Wherever the word "Belaire" appears in the entries, copy the whole line.

++++ Source material ++++

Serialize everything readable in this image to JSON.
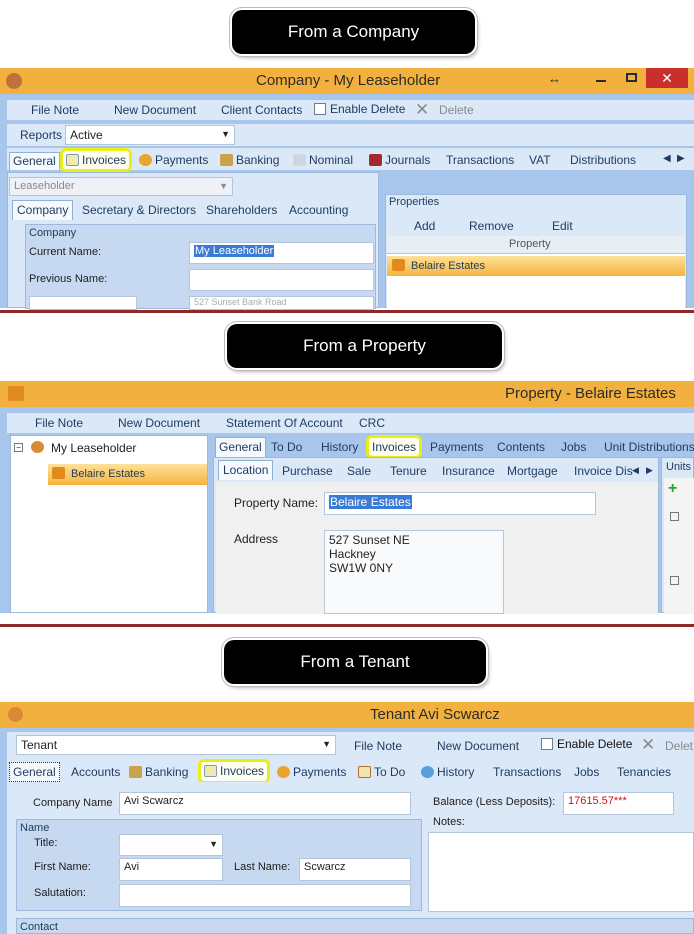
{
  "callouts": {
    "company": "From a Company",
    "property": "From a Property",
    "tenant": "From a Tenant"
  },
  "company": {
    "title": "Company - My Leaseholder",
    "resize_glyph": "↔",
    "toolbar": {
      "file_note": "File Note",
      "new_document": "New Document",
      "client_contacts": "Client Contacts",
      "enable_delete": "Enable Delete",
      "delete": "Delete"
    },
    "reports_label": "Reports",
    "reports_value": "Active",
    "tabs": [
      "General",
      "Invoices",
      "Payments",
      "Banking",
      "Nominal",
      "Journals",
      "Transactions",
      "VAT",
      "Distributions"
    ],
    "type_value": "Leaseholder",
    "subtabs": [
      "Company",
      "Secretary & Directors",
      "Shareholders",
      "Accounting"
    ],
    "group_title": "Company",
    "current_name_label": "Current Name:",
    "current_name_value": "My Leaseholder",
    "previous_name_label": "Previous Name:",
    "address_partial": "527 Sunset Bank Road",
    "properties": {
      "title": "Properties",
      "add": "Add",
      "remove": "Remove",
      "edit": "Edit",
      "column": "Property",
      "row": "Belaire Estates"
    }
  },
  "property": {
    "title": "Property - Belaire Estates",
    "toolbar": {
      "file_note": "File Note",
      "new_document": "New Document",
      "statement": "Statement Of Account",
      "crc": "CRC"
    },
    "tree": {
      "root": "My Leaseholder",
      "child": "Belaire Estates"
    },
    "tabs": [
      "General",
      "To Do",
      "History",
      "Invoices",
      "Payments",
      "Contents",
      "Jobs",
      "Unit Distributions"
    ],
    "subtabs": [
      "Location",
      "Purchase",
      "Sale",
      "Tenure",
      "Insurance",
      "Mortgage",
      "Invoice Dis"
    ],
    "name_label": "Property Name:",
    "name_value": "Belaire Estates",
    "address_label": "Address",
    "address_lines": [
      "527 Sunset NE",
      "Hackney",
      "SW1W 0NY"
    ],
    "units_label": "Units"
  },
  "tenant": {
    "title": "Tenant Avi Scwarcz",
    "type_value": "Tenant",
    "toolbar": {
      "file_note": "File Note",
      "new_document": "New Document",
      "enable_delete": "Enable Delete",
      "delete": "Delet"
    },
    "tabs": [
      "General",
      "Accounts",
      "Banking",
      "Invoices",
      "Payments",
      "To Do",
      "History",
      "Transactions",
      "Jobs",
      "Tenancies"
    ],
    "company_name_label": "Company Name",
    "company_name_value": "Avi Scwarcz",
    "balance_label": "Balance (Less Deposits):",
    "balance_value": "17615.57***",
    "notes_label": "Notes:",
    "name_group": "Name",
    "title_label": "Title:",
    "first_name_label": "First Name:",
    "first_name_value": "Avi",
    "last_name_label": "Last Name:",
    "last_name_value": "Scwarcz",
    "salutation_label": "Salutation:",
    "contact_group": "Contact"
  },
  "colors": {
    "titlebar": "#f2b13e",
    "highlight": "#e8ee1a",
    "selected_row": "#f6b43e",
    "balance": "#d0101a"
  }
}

++++

-- Complete answer --
      "row": "Belaire Estates"
    "title": "Property - Belaire Estates",
      "child": "Belaire Estates"
    "name_value": "Belaire Estates",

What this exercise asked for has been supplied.